### Brief
The records below are to be repeated in full, exactly as they are.

### Material

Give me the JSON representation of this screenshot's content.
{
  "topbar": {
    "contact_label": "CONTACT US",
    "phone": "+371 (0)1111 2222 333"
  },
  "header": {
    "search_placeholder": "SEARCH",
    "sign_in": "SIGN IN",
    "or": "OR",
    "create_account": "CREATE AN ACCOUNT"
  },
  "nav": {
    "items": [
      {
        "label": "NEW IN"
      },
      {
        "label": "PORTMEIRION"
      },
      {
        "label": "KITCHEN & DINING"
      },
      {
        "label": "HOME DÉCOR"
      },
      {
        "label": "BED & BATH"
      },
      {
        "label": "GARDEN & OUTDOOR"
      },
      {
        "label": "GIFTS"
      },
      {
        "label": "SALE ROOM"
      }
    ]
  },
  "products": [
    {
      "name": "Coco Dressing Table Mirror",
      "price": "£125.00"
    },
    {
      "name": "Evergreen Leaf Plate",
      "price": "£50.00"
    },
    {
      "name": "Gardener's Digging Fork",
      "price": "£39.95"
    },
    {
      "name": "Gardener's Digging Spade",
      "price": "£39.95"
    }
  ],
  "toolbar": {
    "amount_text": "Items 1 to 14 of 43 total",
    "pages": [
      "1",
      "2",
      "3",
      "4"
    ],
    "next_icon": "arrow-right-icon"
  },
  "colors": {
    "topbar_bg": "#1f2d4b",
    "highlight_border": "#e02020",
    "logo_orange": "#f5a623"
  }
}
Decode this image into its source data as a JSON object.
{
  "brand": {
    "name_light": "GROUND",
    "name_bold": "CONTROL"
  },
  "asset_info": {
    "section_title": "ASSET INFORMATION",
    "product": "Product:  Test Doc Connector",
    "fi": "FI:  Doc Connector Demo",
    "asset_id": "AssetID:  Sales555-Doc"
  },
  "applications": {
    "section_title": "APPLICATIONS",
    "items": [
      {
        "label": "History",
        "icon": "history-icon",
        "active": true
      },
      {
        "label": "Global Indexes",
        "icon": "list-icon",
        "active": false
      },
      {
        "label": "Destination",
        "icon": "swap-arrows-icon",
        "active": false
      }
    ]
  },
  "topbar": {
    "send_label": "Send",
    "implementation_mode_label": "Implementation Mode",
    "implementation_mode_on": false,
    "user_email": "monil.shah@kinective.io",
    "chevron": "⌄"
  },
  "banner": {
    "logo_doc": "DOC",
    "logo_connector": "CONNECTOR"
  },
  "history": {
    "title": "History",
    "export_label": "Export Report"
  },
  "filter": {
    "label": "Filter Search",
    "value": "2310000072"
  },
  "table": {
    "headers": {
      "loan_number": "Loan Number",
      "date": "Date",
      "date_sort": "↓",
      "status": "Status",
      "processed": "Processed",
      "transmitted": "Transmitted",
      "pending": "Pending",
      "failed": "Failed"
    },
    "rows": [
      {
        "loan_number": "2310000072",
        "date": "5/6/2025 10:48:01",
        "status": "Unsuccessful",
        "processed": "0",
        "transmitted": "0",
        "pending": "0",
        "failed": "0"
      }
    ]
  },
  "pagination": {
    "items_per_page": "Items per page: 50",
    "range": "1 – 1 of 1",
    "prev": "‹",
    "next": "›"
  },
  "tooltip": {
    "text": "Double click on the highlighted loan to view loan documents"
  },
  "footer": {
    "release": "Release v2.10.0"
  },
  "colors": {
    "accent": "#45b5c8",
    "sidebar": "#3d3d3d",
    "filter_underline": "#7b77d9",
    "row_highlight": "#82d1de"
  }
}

### Answer to the task
Give me the JSON representation of this screenshot's content.
{
  "topbar": {
    "contact_label": "CONTACT US",
    "phone": "+371 (0)1111 2222 333"
  },
  "header": {
    "search_placeholder": "SEARCH",
    "sign_in": "SIGN IN",
    "or": "OR",
    "create_account": "CREATE AN ACCOUNT"
  },
  "nav": {
    "items": [
      {
        "label": "NEW IN"
      },
      {
        "label": "PORTMEIRION"
      },
      {
        "label": "KITCHEN & DINING"
      },
      {
        "label": "HOME DÉCOR"
      },
      {
        "label": "BED & BATH"
      },
      {
        "label": "GARDEN & OUTDOOR"
      },
      {
        "label": "GIFTS"
      },
      {
        "label": "SALE ROOM"
      }
    ]
  },
  "products": [
    {
      "name": "Coco Dressing Table Mirror",
      "price": "£125.00"
    },
    {
      "name": "Evergreen Leaf Plate",
      "price": "£50.00"
    },
    {
      "name": "Gardener's Digging Fork",
      "price": "£39.95"
    },
    {
      "name": "Gardener's Digging Spade",
      "price": "£39.95"
    }
  ],
  "toolbar": {
    "amount_text": "Items 1 to 14 of 43 total",
    "pages": [
      "1",
      "2",
      "3",
      "4"
    ],
    "next_icon": "arrow-right-icon"
  },
  "colors": {
    "topbar_bg": "#1f2d4b",
    "highlight_border": "#e02020",
    "logo_orange": "#f5a623"
  }
}
Decode this image into its source data as a JSON object.
{
  "brand": {
    "name_light": "GROUND",
    "name_bold": "CONTROL"
  },
  "asset_info": {
    "section_title": "ASSET INFORMATION",
    "product": "Product:  Test Doc Connector",
    "fi": "FI:  Doc Connector Demo",
    "asset_id": "AssetID:  Sales555-Doc"
  },
  "applications": {
    "section_title": "APPLICATIONS",
    "items": [
      {
        "label": "History",
        "icon": "history-icon",
        "active": true
      },
      {
        "label": "Global Indexes",
        "icon": "list-icon",
        "active": false
      },
      {
        "label": "Destination",
        "icon": "swap-arrows-icon",
        "active": false
      }
    ]
  },
  "topbar": {
    "send_label": "Send",
    "implementation_mode_label": "Implementation Mode",
    "implementation_mode_on": false,
    "user_email": "monil.shah@kinective.io",
    "chevron": "⌄"
  },
  "banner": {
    "logo_doc": "DOC",
    "logo_connector": "CONNECTOR"
  },
  "history": {
    "title": "History",
    "export_label": "Export Report"
  },
  "filter": {
    "label": "Filter Search",
    "value": "2310000072"
  },
  "table": {
    "headers": {
      "loan_number": "Loan Number",
      "date": "Date",
      "date_sort": "↓",
      "status": "Status",
      "processed": "Processed",
      "transmitted": "Transmitted",
      "pending": "Pending",
      "failed": "Failed"
    },
    "rows": [
      {
        "loan_number": "2310000072",
        "date": "5/6/2025 10:48:01",
        "status": "Unsuccessful",
        "processed": "0",
        "transmitted": "0",
        "pending": "0",
        "failed": "0"
      }
    ]
  },
  "pagination": {
    "items_per_page": "Items per page: 50",
    "range": "1 – 1 of 1",
    "prev": "‹",
    "next": "›"
  },
  "tooltip": {
    "text": "Double click on the highlighted loan to view loan documents"
  },
  "footer": {
    "release": "Release v2.10.0"
  },
  "colors": {
    "accent": "#45b5c8",
    "sidebar": "#3d3d3d",
    "filter_underline": "#7b77d9",
    "row_highlight": "#82d1de"
  }
}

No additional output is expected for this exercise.